Project Rationale and Feasibility
- The scientific rationale for dopaminergic cell replacement therapy in Parkinson’s Disease is very strong and based on several decades of preclinical and clinical research, including proof of principle that cell replacement theory can lead to clinically significant, long term improvements in PD patients.
- The proposed strategy for creating the candidate cell line is excellent. However, the application lacked sufficient preliminary data to convince reviewers that the resulting cells would lead to clinically successful neural transplants in PD patients. For example, there was scant evidence provided to validate the A9 identity of the MEF2C-programmed cells in vivo. Reviewers also questioned whether the observed neurite outgrowth would prove sufficiently robust to influence a target the size of a human striatum. Preliminary data to support meaningful neurite outgrowth, synapse with the host, and survival of human A9 neurons in the striatum would have significantly alleviated these concerns.
- The functional recovery described in the proposal did not compare favorably or prove better than that which has been observed historically for rodent or human tissue transplants. A more compelling case could be made with dose escalation studies, inclusion of additional behavioral assays, and a demonstration of long-term functional benefits and cell survival (i.e. beyond 8 weeks).
- The proposal does not include preclinical experiments to address long-term adverse effects such as dyskinesia, which have been observed in prior cell therapy studies for PD. In the absence of such data, the Food and Drug Administration (FDA) might impose significant restrictions on ensuing human studies. Reviewers recommended inclusion of such experiments and early engagement with the regulatory agency to discuss potential requirements.
- While the plan appears logical and feasible, some reviewers believed the timelines were overly optimistic, citing the challenges referred to above, and were not confident that an IND could be achieved in 4 years.

| REQUIRED WORK |
a) Rewrite the paragraph beginning "The proposed strategy for creating the candidate cell line" from the review of the Parkinson's cell therapy proposal above as a short bulleted list that keeps its main facts.
b) Continue the review of the Parkinson's cell therapy proposal above, picking up after its final sentence.

| PROVIDED RECORDS |
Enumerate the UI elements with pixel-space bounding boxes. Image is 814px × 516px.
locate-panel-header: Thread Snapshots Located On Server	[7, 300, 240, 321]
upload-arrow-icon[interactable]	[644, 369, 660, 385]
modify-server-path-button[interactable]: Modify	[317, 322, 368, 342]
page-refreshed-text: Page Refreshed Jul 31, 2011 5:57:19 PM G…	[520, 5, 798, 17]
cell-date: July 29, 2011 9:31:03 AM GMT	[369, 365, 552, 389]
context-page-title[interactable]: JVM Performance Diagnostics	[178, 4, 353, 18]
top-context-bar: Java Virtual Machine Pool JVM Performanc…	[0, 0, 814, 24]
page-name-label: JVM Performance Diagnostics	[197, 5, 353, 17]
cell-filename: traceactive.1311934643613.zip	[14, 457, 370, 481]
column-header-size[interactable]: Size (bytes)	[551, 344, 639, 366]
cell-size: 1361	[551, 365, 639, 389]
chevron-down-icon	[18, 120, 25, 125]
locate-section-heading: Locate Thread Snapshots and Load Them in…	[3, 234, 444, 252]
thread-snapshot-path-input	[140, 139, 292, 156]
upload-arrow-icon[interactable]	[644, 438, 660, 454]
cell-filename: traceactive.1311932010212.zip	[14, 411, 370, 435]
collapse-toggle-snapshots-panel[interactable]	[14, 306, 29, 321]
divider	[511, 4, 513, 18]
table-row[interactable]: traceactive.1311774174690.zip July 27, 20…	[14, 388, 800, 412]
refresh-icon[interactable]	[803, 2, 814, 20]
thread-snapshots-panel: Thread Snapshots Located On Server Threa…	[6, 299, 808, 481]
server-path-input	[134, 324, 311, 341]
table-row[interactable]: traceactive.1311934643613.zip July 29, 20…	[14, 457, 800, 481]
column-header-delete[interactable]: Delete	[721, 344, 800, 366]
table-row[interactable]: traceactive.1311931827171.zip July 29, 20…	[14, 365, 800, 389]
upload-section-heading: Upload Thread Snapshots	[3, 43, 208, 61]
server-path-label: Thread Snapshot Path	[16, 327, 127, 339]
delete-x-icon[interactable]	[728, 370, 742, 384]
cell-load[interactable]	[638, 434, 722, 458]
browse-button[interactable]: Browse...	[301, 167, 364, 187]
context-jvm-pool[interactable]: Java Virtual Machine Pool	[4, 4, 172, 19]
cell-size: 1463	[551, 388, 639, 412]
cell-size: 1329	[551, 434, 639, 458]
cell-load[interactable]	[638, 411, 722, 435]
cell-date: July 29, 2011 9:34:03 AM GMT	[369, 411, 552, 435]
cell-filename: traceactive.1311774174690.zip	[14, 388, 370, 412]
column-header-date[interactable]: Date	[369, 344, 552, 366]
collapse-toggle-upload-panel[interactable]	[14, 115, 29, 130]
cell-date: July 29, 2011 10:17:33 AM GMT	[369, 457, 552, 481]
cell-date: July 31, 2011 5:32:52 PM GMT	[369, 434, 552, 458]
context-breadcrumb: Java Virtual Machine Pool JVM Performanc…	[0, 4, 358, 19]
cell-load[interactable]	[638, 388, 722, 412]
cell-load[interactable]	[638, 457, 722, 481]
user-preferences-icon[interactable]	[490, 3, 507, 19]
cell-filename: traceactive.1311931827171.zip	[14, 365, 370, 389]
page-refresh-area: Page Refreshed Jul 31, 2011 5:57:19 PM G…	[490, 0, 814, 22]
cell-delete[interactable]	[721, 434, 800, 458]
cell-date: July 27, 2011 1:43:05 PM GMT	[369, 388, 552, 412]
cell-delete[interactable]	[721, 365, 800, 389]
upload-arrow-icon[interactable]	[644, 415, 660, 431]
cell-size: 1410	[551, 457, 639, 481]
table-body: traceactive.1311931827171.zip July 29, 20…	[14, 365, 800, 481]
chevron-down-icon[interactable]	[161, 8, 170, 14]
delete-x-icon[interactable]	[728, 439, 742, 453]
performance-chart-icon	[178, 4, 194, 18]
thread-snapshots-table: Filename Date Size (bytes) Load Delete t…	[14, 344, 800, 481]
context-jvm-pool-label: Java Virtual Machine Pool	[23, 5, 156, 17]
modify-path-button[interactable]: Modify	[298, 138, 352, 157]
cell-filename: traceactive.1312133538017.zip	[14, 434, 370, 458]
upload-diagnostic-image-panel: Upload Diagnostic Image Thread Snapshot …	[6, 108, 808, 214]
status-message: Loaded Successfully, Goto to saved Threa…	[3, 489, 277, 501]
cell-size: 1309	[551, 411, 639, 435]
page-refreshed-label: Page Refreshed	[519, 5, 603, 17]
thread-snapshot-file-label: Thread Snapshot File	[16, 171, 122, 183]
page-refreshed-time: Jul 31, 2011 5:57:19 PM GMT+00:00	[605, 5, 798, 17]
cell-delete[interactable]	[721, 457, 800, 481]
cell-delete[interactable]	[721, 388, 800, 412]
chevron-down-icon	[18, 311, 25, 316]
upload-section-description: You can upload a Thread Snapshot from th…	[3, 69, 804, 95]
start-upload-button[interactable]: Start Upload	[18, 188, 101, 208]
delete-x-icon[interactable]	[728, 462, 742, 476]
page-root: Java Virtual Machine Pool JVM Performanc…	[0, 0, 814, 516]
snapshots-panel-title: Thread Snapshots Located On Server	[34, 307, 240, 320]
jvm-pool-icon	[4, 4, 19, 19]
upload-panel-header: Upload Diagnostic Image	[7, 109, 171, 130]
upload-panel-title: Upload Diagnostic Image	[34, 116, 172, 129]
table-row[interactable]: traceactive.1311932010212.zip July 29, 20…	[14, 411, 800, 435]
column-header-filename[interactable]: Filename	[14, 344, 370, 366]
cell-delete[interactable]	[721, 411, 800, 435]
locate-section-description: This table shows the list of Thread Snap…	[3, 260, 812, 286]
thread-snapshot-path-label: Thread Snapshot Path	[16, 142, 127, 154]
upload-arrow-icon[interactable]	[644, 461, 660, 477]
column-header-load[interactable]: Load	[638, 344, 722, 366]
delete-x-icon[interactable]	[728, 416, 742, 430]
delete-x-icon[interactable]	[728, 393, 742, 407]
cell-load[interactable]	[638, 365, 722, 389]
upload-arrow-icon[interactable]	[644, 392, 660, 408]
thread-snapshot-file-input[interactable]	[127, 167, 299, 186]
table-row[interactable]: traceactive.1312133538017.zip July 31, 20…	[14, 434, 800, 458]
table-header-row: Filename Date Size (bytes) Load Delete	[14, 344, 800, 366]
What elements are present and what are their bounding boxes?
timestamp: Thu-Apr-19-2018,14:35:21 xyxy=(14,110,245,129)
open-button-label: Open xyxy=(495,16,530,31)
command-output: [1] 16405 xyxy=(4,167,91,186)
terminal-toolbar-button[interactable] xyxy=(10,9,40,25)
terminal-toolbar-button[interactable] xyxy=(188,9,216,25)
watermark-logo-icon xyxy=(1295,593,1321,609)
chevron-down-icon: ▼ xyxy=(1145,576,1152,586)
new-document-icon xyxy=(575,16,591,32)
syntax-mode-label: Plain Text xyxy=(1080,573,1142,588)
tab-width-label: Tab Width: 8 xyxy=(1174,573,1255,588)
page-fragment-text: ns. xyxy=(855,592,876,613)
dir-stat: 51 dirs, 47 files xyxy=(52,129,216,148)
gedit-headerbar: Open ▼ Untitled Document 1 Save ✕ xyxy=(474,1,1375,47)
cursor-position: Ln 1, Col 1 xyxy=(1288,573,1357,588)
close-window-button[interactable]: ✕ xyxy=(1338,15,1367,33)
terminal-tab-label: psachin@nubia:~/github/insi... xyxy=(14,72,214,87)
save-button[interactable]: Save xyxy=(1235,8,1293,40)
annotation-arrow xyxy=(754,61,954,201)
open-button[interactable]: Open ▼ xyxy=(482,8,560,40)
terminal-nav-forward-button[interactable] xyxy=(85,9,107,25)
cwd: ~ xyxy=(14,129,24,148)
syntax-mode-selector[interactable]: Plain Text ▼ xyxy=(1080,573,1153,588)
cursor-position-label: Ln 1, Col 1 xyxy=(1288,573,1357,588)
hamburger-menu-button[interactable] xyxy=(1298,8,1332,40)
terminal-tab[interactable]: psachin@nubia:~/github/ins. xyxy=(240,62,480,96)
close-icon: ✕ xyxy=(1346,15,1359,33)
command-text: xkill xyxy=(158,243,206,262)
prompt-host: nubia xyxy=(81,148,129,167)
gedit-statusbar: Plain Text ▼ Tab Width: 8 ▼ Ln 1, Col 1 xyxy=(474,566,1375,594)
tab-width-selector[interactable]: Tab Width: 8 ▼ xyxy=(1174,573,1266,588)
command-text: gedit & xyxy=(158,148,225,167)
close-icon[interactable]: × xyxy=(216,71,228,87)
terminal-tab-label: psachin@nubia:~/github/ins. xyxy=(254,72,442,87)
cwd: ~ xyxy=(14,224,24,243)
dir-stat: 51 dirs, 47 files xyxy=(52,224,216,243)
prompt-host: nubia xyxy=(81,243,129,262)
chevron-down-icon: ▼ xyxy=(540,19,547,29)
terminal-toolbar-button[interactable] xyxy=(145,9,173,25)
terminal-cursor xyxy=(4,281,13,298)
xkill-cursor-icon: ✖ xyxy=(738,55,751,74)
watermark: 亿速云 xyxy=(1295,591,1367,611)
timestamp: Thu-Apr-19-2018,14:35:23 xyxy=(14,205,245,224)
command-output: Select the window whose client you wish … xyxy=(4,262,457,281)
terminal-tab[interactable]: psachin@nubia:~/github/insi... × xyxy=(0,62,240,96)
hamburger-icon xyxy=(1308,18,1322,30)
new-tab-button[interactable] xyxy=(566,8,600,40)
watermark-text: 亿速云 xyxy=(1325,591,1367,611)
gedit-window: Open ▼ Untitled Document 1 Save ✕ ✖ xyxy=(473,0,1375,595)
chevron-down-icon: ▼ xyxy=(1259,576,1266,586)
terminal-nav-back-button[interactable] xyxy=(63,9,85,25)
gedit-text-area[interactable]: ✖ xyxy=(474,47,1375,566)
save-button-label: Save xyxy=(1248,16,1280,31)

| EXPECTED OUTPUTS |
a)
- The strategy for creating the candidate cell line is excellent.
- The preliminary data were not enough to show that the cells would lead to clinically successful neural transplants in PD patients.
- There was little evidence to validate the A9 identity of the MEF2C-programmed cells in vivo.
- Reviewers doubted that the observed neurite outgrowth would be robust enough to influence a target the size of a human striatum.
- Preliminary data showing meaningful neurite outgrowth, synapses with the host, and survival of human A9 neurons in the striatum would have greatly eased these concerns.

b)
Principal Investigator (PI) and Planning Leader
- The PI exhibits a rare combination of excellence in both clinical neurology and basic science, with extensive experience developing therapies in a regulatory environment. S/he is highly qualified to lead this project.
- The consulting team includes several academic leaders in stem cell biology, neuroscience, neurology and neurosurgery. This group is highly experienced and will add considerable value to the project.
- The PI will serve as the Planning Leader and should have no trouble recruiting appropriate assistance and expertise if necessary.
- PROGRAMMATIC REVIEW
- A motion was made to move this application into Tier 1, Recommended for Funding, with a condition. To be eligible for the Disease Team Therapy Development Research Award competition, the applicant must provide at the time of Full Application convincing preclinical evidence for the identity and survival of hESC-derived A9 dopaminergic neurons in the striatum, with histological data showing robust neurite outgrowth (3-5 mm from graft, volumetric evaluation) and synaptic connections with the host brain. If the applicant anticipates that this condition cannot be met, the applicant may alternatively forfeit this Planning Award and enter the Early Translational Awards III competition at the Full Application stage to acquire more compelling preclinical data. The motion carried.